++++ Source material ++++

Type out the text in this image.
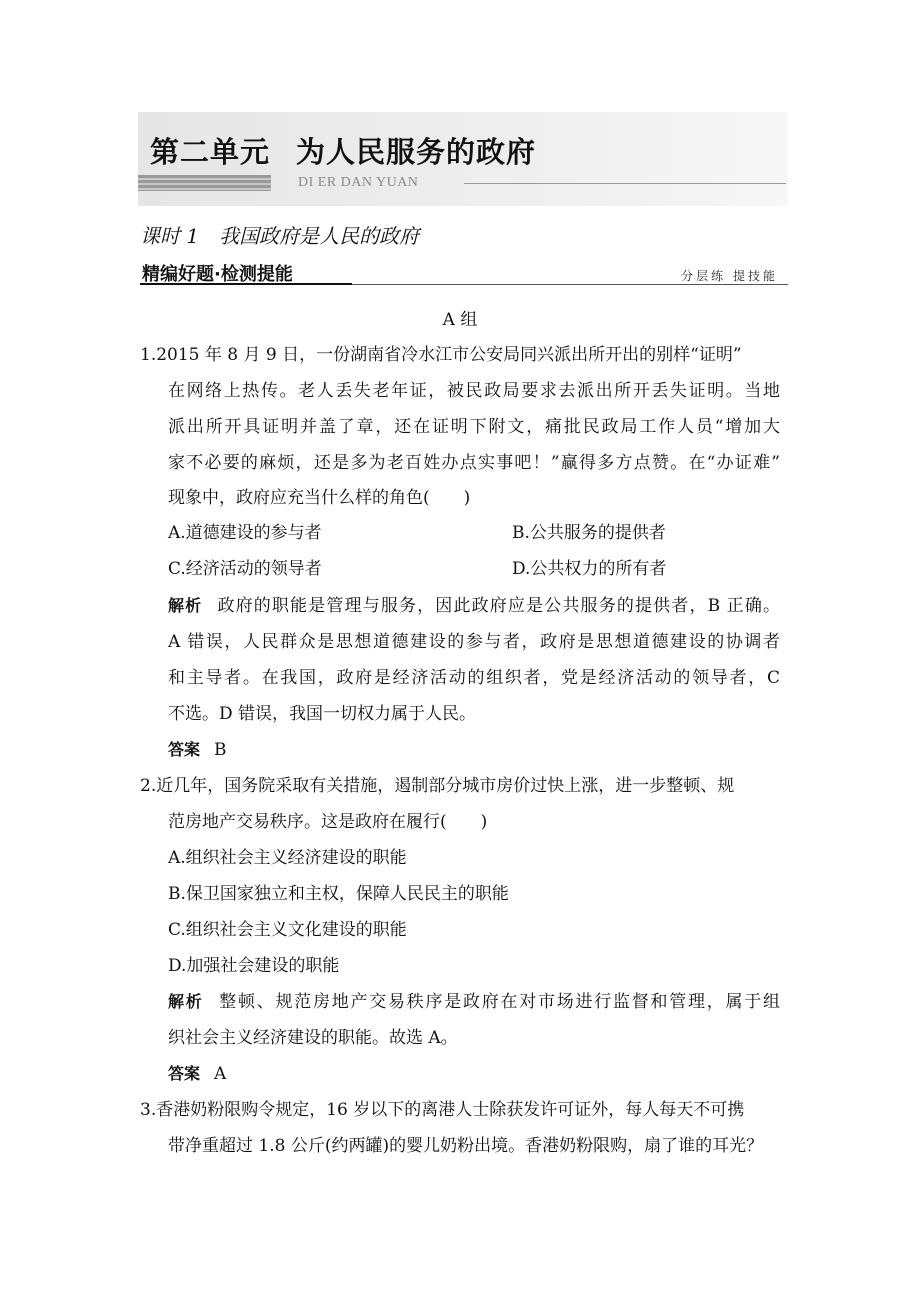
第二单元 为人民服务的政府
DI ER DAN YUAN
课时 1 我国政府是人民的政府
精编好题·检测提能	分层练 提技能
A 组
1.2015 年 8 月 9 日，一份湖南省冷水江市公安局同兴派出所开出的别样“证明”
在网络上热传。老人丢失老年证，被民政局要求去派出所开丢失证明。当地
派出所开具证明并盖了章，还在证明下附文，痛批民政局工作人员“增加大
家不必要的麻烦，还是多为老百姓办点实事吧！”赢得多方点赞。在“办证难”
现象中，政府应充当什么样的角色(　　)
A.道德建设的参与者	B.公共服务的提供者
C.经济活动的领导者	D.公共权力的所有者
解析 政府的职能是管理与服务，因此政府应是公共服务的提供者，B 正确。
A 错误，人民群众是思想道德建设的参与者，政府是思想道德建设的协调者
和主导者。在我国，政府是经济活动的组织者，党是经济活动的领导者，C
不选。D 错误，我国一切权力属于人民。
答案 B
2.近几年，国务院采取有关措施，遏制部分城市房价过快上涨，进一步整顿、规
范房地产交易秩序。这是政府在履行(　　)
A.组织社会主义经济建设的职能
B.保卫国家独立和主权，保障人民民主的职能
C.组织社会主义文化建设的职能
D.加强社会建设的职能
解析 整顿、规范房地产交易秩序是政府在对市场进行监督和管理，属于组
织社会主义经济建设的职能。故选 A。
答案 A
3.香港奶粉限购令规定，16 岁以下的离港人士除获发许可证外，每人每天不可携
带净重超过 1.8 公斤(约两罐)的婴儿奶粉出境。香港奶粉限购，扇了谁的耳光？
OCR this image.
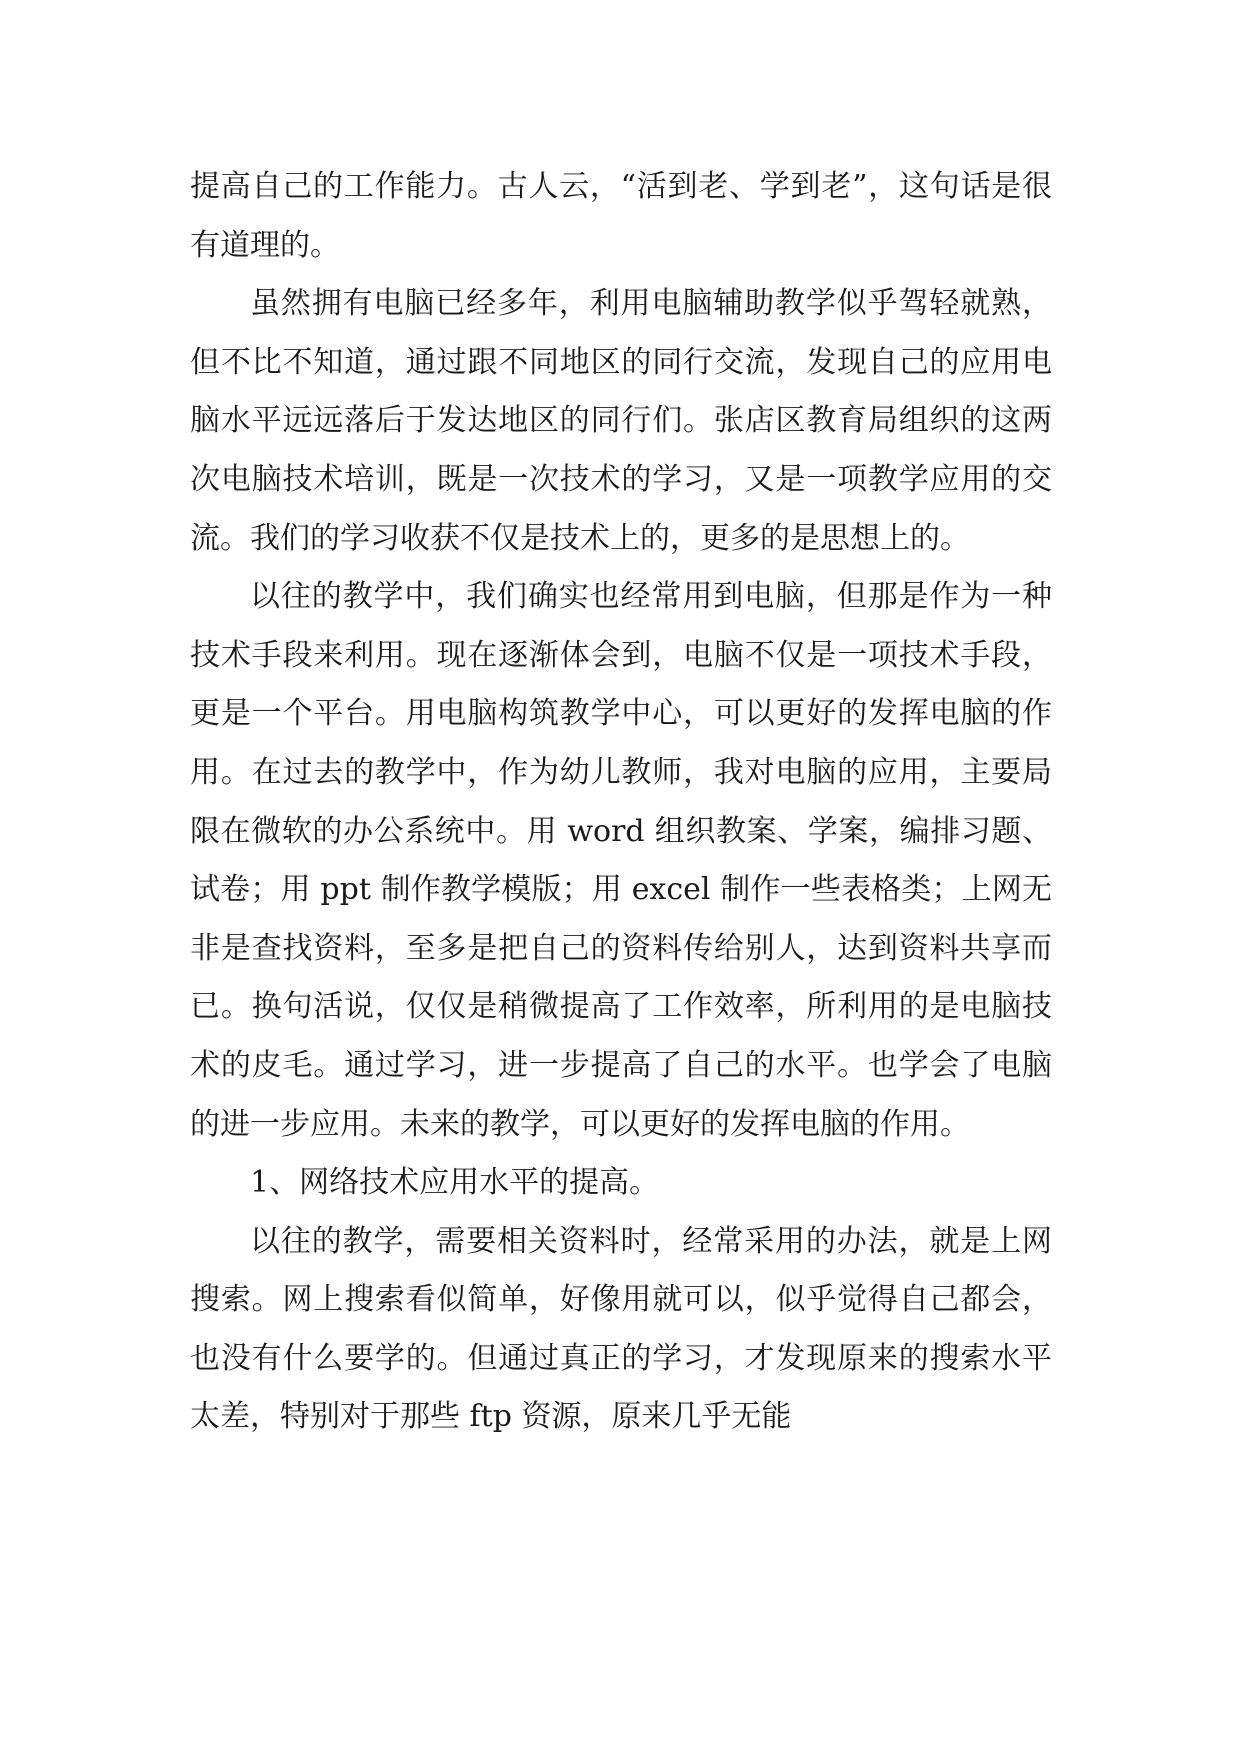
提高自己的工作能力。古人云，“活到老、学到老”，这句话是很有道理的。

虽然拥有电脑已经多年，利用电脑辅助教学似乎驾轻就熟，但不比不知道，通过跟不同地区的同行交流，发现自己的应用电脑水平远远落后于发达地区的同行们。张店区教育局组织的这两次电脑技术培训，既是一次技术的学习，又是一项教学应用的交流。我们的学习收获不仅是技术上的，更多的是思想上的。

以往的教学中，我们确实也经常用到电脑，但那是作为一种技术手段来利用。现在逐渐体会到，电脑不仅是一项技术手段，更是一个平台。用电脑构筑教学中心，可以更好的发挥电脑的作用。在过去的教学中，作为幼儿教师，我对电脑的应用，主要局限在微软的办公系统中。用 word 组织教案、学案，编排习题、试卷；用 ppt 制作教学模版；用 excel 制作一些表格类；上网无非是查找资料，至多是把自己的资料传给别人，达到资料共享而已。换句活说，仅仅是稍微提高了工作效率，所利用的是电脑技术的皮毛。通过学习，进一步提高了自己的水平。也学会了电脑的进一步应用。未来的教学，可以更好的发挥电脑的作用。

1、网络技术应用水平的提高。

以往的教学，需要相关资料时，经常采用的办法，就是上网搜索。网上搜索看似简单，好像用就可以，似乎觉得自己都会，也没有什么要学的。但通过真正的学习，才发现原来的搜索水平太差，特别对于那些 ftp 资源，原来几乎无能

++++
++++ Source material ++++

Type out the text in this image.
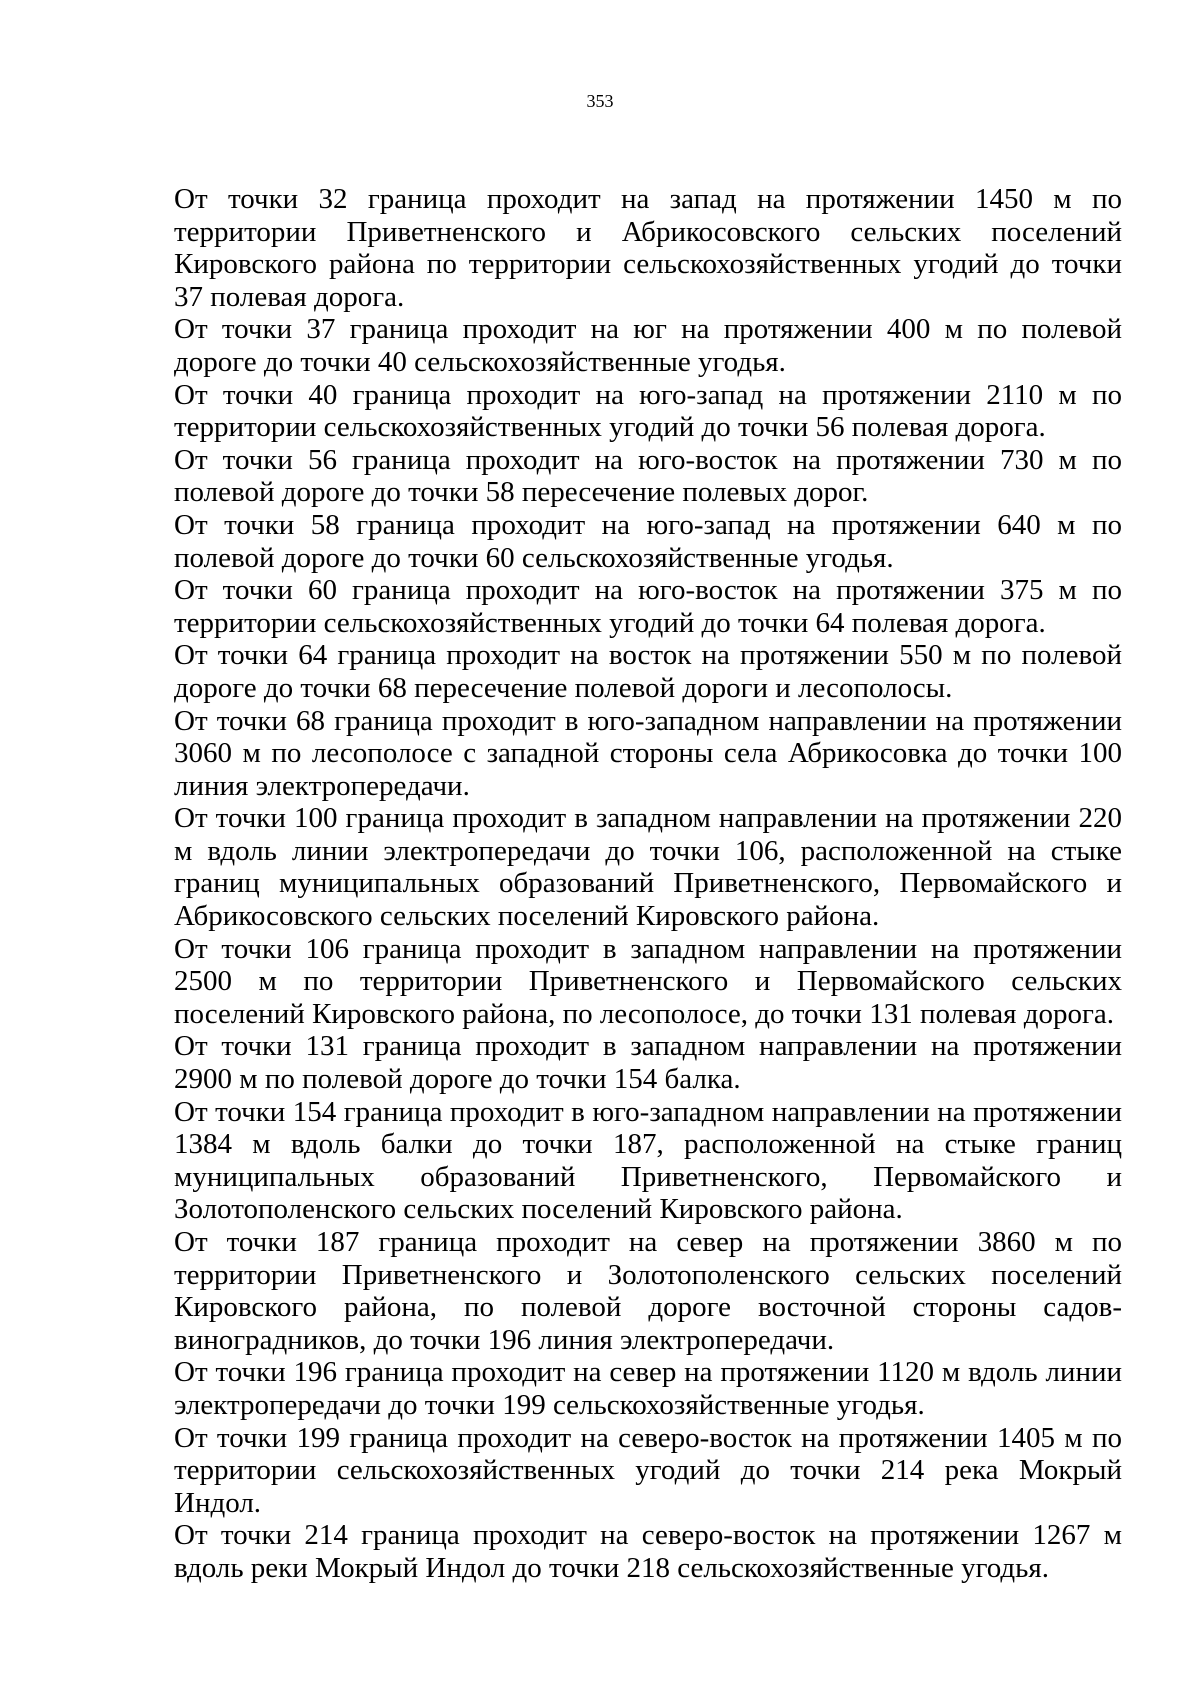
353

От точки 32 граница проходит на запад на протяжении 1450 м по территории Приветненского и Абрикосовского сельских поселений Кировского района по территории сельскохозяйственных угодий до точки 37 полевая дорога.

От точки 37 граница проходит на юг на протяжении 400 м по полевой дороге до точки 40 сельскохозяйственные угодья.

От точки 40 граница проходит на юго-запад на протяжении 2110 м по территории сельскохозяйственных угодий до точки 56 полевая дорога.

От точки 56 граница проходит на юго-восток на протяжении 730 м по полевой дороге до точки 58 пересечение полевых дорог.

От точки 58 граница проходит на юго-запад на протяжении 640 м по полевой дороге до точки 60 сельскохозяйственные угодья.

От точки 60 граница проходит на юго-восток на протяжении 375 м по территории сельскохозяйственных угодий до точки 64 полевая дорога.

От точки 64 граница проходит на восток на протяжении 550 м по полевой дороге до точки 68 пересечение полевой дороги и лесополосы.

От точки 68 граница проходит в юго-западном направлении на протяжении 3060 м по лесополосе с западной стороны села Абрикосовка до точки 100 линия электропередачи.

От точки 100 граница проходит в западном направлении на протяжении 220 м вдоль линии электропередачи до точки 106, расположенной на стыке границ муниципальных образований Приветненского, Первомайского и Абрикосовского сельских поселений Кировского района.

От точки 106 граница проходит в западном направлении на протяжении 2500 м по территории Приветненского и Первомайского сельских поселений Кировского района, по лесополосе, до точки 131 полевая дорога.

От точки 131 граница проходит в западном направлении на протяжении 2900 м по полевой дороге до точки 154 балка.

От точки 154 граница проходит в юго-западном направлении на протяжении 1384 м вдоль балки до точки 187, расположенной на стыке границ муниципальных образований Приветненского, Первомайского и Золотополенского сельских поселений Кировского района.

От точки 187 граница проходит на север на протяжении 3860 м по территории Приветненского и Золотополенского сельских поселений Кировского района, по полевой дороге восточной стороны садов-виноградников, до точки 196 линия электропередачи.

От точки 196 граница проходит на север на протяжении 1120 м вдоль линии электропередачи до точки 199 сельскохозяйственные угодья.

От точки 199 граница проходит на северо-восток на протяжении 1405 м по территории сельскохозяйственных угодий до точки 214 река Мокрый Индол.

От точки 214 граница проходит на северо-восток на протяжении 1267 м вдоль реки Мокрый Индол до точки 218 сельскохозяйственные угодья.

++++

(Work to complete): Of the lines in this listing, how many contain "Золотополенского"? Reply with the number and nothing more.

(Result): 2